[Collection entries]
--*--
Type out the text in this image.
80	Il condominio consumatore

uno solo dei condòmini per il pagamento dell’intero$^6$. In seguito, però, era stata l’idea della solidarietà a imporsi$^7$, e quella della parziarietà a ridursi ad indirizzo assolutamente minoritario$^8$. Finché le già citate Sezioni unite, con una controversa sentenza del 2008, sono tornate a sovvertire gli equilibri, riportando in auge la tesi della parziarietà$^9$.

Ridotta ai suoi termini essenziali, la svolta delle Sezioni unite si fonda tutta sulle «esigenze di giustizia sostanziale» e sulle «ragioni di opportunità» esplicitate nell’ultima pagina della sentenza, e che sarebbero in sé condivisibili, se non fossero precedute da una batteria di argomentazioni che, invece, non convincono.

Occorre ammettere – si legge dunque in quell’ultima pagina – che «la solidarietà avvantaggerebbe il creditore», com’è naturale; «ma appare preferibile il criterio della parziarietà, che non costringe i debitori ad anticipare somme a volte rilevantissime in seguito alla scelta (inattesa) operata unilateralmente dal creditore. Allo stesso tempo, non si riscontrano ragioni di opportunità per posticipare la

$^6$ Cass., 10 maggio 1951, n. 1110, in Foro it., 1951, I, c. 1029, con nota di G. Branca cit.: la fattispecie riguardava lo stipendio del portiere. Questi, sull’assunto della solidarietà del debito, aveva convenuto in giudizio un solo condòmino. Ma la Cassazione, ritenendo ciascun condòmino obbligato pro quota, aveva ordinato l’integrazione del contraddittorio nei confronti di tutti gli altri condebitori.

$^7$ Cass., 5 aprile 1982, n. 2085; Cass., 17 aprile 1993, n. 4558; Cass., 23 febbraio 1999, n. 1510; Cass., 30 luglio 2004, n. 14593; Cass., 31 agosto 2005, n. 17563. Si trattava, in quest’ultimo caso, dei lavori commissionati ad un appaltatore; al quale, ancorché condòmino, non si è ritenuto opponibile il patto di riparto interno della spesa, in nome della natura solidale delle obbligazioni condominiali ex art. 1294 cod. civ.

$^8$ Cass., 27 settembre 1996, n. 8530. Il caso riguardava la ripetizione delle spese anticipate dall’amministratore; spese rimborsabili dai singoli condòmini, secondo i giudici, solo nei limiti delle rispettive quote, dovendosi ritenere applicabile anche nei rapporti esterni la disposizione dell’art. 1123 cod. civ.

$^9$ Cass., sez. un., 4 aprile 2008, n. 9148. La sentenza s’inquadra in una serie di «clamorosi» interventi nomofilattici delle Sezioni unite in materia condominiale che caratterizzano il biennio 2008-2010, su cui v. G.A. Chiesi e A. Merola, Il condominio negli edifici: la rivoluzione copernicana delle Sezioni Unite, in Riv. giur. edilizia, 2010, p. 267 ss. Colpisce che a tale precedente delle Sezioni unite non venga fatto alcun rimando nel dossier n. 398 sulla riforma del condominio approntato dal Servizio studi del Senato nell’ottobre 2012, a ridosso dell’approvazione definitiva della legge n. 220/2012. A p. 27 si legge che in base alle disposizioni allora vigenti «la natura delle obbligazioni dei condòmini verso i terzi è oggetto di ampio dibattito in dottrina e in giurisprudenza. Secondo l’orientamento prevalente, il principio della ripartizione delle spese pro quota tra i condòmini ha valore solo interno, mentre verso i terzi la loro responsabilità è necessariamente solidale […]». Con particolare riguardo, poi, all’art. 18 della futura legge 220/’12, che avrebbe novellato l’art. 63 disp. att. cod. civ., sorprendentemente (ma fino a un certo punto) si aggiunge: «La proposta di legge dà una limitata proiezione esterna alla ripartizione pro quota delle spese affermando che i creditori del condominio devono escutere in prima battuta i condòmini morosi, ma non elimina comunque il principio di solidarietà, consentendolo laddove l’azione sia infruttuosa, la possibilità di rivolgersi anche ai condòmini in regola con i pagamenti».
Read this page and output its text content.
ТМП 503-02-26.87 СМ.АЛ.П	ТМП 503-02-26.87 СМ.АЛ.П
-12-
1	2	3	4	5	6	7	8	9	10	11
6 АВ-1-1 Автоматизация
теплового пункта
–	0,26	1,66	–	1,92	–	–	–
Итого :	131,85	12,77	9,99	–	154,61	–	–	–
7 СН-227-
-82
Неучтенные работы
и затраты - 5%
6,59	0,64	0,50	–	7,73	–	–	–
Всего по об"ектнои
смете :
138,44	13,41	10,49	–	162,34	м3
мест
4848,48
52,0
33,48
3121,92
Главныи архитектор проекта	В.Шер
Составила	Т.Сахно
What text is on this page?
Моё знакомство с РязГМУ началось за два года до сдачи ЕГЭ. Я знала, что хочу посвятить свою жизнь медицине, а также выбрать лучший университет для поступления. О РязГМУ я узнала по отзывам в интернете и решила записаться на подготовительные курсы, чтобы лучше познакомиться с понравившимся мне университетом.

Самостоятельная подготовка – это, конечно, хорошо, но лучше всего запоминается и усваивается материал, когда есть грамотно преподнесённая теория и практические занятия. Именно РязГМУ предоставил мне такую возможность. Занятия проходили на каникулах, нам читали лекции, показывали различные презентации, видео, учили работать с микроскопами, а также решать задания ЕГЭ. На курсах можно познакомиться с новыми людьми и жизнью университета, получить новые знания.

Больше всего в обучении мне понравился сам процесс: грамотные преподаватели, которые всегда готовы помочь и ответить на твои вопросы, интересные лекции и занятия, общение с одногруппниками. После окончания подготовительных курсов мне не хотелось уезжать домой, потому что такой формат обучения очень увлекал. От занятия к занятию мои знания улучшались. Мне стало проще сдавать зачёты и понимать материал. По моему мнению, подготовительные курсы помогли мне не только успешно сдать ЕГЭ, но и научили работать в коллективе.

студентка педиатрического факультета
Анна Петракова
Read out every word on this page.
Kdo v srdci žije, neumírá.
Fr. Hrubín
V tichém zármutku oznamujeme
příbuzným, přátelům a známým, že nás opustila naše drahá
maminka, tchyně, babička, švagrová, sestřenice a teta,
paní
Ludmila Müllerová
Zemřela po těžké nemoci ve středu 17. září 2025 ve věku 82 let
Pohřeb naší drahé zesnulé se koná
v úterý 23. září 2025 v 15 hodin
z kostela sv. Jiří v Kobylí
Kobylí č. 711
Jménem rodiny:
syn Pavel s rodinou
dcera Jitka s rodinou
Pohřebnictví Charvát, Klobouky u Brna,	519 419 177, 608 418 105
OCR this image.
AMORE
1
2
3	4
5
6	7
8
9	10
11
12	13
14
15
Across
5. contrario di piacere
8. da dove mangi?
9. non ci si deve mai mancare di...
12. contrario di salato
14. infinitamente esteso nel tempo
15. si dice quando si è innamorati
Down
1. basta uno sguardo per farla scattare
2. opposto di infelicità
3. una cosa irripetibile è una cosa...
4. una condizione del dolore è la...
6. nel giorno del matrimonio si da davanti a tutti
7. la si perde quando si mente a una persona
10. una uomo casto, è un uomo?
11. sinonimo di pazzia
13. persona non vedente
--*--
- **Problem to solve**: Which lines in the records above contain the string "condòmino"? Copy each one.

- **Answer to this exercise**:
$^6$ Cass., 10 maggio 1951, n. 1110, in Foro it., 1951, I, c. 1029, con nota di G. Branca cit.: la fattispecie riguardava lo stipendio del portiere. Questi, sull’assunto della solidarietà del debito, aveva convenuto in giudizio un solo condòmino. Ma la Cassazione, ritenendo ciascun condòmino obbligato pro quota, aveva ordinato l’integrazione del contraddittorio nei confronti di tutti gli altri condebitori.
$^7$ Cass., 5 aprile 1982, n. 2085; Cass., 17 aprile 1993, n. 4558; Cass., 23 febbraio 1999, n. 1510; Cass., 30 luglio 2004, n. 14593; Cass., 31 agosto 2005, n. 17563. Si trattava, in quest’ultimo caso, dei lavori commissionati ad un appaltatore; al quale, ancorché condòmino, non si è ritenuto opponibile il patto di riparto interno della spesa, in nome della natura solidale delle obbligazioni condominiali ex art. 1294 cod. civ.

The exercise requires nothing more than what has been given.